# Objective
Return, verbatim, the lines below from the line containing "Patent image size: (867, 511)." through the line containing "The flat face 16 is at (648, 137).", including both of those lines.
================================
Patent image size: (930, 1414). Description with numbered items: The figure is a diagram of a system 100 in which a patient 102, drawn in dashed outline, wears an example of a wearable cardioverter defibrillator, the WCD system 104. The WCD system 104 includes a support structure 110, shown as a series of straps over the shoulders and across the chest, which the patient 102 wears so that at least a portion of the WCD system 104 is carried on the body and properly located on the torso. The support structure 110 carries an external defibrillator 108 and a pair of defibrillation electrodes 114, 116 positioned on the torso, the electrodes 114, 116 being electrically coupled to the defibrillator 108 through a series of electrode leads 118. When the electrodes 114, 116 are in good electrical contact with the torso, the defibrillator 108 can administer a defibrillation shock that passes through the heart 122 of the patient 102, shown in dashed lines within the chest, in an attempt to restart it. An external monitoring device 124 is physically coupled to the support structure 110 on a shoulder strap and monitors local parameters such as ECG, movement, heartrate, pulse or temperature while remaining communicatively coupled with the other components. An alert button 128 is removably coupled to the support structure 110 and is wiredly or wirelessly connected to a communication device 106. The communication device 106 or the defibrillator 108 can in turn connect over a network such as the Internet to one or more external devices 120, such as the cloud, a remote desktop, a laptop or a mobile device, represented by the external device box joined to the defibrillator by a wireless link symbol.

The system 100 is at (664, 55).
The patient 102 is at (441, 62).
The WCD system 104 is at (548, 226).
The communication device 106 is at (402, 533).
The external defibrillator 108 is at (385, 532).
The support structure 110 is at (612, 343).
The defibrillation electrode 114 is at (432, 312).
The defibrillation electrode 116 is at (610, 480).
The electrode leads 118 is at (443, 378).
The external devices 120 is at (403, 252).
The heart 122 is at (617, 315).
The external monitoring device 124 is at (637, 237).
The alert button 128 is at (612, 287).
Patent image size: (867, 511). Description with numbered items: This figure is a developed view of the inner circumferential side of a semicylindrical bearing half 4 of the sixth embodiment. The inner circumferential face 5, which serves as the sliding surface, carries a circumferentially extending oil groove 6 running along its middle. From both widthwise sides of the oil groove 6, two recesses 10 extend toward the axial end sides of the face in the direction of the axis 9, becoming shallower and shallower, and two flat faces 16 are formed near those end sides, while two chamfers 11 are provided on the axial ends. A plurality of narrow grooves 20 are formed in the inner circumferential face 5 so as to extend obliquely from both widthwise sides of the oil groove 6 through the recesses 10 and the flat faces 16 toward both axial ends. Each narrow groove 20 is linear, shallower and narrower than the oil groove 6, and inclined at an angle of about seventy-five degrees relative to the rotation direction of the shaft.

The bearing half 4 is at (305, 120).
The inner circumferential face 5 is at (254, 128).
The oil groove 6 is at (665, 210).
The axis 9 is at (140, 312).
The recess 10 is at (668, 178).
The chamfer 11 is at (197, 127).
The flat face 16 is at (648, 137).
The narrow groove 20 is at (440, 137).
================================
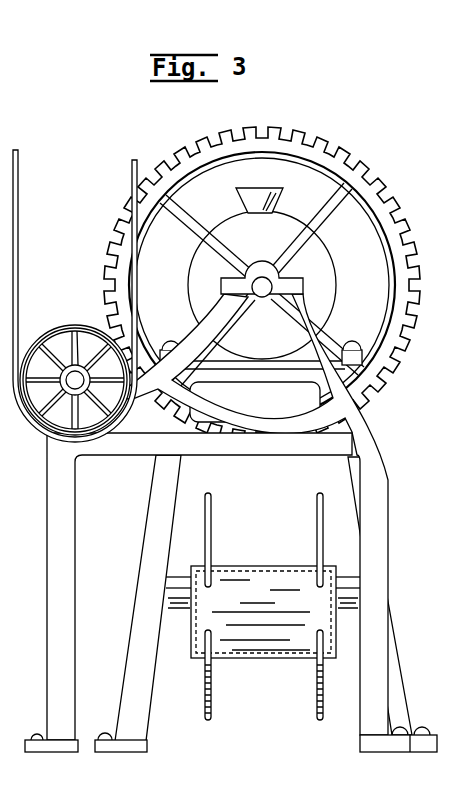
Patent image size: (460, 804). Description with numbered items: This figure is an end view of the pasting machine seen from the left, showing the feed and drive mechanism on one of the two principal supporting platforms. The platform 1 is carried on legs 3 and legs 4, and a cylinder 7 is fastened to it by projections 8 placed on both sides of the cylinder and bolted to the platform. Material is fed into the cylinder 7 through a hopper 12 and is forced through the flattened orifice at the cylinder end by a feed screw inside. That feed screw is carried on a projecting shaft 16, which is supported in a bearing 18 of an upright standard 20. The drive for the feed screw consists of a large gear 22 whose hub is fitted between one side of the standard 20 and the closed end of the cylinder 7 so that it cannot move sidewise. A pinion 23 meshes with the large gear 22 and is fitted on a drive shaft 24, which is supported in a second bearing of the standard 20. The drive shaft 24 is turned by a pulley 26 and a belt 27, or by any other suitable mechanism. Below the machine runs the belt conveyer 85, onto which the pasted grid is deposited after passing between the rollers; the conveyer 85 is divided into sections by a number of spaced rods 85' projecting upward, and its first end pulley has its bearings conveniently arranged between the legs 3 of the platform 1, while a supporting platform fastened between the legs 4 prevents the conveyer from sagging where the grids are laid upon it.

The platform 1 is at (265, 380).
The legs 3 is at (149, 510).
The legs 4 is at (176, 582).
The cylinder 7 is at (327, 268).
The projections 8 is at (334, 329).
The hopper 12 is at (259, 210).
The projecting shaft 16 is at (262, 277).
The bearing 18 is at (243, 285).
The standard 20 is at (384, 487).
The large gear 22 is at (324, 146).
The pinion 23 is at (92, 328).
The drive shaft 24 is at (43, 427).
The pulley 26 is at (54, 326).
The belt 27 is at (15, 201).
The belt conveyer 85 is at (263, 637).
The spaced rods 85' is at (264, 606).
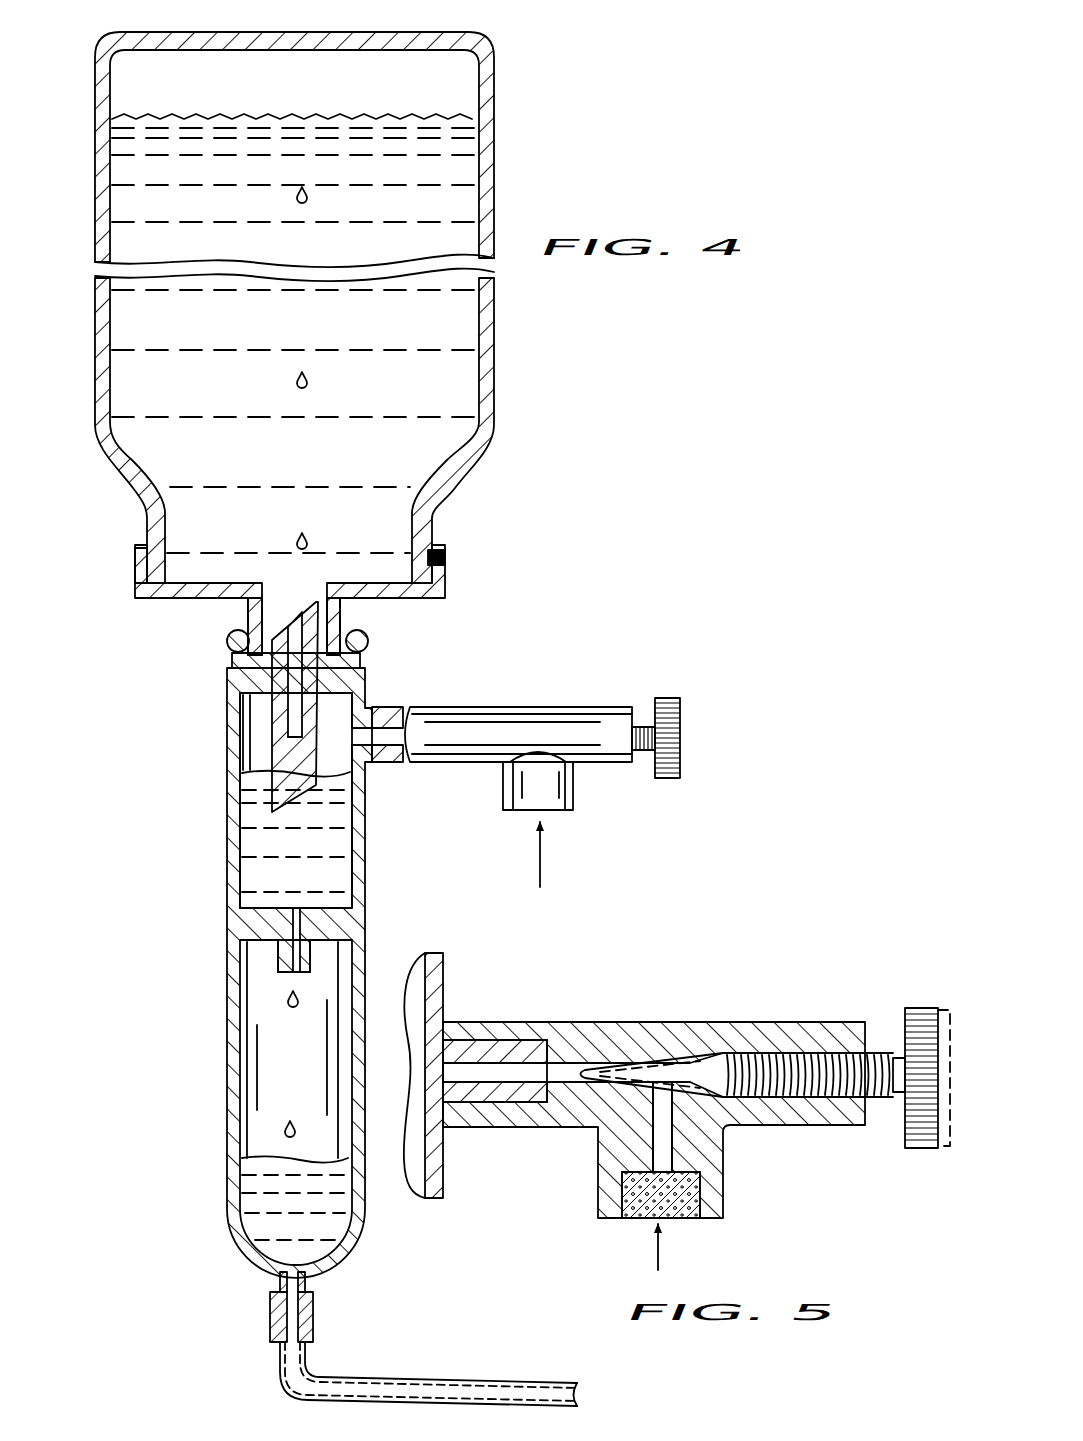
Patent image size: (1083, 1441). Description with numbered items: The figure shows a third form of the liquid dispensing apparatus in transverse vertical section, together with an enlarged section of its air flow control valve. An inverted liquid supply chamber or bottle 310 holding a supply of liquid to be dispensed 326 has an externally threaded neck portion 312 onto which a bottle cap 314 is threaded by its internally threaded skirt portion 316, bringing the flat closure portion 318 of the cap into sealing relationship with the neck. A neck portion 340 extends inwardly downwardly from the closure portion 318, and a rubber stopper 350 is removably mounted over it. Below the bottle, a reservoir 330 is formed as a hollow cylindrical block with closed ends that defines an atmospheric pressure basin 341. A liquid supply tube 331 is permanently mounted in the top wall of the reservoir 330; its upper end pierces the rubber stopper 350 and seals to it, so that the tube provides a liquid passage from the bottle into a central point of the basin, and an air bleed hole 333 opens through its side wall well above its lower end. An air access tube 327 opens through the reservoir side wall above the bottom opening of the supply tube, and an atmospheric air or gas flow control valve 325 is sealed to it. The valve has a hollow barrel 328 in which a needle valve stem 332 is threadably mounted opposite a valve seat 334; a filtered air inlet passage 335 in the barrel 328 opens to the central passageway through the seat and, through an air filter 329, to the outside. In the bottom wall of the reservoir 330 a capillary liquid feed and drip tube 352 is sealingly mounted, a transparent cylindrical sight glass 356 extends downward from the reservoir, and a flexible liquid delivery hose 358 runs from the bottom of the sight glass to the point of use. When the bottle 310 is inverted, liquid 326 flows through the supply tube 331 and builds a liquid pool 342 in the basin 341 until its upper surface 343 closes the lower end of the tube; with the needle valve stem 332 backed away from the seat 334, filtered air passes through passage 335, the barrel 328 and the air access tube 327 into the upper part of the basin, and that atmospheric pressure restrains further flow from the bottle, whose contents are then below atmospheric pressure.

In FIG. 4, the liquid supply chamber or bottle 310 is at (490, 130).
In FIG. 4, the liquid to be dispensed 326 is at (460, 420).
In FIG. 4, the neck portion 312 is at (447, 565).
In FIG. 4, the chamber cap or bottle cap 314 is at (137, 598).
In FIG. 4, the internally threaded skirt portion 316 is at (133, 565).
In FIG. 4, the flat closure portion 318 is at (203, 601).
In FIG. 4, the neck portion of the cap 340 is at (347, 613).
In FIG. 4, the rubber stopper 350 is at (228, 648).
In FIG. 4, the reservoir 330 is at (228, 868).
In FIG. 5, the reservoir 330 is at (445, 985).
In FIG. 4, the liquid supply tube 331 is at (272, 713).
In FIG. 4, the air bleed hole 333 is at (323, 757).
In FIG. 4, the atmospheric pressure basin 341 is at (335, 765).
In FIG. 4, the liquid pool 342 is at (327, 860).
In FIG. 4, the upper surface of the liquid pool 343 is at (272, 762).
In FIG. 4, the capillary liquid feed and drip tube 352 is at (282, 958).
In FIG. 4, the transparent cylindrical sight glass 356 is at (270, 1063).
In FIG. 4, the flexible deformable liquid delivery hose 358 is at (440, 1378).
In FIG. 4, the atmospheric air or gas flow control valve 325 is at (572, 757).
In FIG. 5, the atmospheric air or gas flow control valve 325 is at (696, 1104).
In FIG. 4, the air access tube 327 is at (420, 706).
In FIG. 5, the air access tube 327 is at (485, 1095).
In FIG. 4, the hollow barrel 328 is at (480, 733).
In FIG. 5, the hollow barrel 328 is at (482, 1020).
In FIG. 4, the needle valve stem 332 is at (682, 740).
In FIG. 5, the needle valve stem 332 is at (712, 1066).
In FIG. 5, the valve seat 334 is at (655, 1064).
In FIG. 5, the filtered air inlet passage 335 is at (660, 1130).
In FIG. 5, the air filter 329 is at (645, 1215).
================================
# Exercise output
Patent image size: (867, 511). Description with numbered items: This figure is a developed view of the inner circumferential side of a semicylindrical bearing half 4 of the sixth embodiment. The inner circumferential face 5, which serves as the sliding surface, carries a circumferentially extending oil groove 6 running along its middle. From both widthwise sides of the oil groove 6, two recesses 10 extend toward the axial end sides of the face in the direction of the axis 9, becoming shallower and shallower, and two flat faces 16 are formed near those end sides, while two chamfers 11 are provided on the axial ends. A plurality of narrow grooves 20 are formed in the inner circumferential face 5 so as to extend obliquely from both widthwise sides of the oil groove 6 through the recesses 10 and the flat faces 16 toward both axial ends. Each narrow groove 20 is linear, shallower and narrower than the oil groove 6, and inclined at an angle of about seventy-five degrees relative to the rotation direction of the shaft.

The bearing half 4 is at (305, 120).
The inner circumferential face 5 is at (254, 128).
The oil groove 6 is at (665, 210).
The axis 9 is at (140, 312).
The recess 10 is at (668, 178).
The chamfer 11 is at (197, 127).
The flat face 16 is at (648, 137).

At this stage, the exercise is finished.